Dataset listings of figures
- - - -

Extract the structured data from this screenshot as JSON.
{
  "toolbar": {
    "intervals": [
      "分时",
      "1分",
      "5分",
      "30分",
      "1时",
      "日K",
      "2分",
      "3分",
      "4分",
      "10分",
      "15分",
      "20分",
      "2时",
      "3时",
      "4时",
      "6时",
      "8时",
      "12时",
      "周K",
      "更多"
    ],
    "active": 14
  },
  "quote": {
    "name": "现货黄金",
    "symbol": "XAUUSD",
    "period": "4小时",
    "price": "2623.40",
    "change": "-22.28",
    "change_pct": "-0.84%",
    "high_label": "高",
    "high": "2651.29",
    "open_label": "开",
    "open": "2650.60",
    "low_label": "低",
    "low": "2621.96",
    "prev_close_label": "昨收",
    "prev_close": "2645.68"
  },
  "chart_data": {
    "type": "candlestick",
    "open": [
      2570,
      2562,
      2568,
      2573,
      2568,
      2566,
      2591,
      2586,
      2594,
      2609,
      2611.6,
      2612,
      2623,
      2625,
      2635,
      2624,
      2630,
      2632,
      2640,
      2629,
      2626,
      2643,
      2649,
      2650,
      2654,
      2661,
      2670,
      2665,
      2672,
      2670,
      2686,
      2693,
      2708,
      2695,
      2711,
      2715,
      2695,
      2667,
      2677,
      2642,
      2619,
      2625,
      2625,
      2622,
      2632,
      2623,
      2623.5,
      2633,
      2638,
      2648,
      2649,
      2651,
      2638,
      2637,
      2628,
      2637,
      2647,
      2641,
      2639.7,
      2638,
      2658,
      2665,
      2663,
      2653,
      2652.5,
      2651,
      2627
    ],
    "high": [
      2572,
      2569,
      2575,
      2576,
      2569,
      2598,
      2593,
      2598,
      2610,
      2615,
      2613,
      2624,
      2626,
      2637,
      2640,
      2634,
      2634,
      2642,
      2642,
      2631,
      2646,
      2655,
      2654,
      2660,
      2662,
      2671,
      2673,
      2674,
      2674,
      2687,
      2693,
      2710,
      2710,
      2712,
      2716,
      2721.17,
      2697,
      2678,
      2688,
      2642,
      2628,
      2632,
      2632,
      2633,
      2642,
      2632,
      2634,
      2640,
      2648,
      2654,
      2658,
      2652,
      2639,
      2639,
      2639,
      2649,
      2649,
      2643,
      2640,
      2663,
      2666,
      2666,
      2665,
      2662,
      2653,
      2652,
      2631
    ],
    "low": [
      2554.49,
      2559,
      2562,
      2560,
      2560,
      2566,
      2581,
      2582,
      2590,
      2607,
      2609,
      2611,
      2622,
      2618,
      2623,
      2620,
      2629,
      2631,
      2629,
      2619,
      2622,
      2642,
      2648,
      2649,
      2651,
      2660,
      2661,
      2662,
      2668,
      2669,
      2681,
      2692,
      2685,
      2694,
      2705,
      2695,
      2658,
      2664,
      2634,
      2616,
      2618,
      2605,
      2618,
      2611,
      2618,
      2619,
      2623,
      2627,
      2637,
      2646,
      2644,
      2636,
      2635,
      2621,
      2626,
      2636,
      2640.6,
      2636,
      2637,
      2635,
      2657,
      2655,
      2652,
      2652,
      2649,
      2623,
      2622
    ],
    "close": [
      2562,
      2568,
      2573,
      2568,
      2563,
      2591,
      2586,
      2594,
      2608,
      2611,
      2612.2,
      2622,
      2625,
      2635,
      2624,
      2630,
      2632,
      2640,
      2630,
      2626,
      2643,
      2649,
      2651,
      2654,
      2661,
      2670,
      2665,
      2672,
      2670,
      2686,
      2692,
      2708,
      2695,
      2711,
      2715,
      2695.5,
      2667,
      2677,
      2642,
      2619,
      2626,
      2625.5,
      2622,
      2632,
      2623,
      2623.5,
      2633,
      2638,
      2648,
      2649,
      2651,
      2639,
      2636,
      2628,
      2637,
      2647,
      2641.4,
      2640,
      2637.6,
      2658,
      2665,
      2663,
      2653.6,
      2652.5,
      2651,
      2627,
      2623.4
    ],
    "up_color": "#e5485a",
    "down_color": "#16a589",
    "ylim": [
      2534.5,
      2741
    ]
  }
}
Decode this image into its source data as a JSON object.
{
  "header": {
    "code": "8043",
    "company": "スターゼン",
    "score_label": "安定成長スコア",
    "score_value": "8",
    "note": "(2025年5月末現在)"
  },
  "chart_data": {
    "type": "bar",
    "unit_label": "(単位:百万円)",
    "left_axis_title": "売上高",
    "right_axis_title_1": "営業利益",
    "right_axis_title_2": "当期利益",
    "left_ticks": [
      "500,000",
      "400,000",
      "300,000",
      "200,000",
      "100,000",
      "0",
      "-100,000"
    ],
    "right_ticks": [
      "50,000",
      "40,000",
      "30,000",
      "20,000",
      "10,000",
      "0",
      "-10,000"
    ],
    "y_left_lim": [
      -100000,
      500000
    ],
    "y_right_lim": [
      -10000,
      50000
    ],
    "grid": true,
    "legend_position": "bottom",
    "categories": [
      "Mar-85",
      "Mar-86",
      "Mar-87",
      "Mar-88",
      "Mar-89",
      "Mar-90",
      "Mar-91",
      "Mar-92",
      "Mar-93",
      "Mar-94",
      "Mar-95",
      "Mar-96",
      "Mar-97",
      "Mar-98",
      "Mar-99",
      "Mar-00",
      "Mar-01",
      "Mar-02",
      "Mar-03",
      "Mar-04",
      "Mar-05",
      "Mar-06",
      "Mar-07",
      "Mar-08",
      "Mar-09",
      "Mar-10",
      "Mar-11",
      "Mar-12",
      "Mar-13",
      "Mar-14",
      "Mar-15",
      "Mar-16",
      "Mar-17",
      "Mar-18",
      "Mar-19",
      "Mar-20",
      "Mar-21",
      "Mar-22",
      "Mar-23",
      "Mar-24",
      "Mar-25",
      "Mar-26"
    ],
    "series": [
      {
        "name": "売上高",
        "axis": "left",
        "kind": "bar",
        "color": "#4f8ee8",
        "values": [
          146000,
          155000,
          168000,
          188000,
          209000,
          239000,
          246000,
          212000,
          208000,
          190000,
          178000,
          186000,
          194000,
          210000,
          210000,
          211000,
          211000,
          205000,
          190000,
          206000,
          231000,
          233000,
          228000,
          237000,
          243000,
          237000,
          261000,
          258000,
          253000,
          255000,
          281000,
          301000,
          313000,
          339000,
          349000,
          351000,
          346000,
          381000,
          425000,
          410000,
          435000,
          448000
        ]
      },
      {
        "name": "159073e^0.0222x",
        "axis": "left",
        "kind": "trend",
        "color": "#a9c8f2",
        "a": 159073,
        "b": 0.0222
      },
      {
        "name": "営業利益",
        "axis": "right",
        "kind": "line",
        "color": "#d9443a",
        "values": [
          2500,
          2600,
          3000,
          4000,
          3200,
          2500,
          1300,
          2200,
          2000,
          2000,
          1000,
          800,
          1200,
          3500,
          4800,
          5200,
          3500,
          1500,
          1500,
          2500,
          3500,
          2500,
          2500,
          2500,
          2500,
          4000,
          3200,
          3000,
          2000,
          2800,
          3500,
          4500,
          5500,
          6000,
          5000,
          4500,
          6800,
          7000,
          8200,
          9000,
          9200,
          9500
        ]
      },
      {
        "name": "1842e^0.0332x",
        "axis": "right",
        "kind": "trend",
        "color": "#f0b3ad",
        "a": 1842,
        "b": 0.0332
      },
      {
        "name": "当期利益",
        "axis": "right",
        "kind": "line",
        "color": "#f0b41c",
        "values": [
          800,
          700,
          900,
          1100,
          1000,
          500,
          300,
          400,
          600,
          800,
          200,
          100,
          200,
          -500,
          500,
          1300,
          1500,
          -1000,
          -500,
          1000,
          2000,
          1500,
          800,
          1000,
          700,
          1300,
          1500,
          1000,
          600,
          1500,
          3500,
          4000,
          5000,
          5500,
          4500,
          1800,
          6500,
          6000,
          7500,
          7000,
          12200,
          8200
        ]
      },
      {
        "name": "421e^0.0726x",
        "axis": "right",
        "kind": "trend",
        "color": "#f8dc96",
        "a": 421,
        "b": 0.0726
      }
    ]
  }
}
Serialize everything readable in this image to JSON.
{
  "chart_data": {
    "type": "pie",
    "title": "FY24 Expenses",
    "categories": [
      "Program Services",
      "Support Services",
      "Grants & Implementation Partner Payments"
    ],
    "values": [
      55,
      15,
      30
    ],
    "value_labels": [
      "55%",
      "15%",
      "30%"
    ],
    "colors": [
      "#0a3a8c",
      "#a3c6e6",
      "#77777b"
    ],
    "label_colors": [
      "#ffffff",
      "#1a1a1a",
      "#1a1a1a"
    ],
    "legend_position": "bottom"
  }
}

- - - -

--- What you need to do ---
Copy all lines from the material that hold "this".

--- Result ---
Extract the structured data from this screenshot as JSON.
Decode this image into its source data as a JSON object.
Serialize everything readable in this image to JSON.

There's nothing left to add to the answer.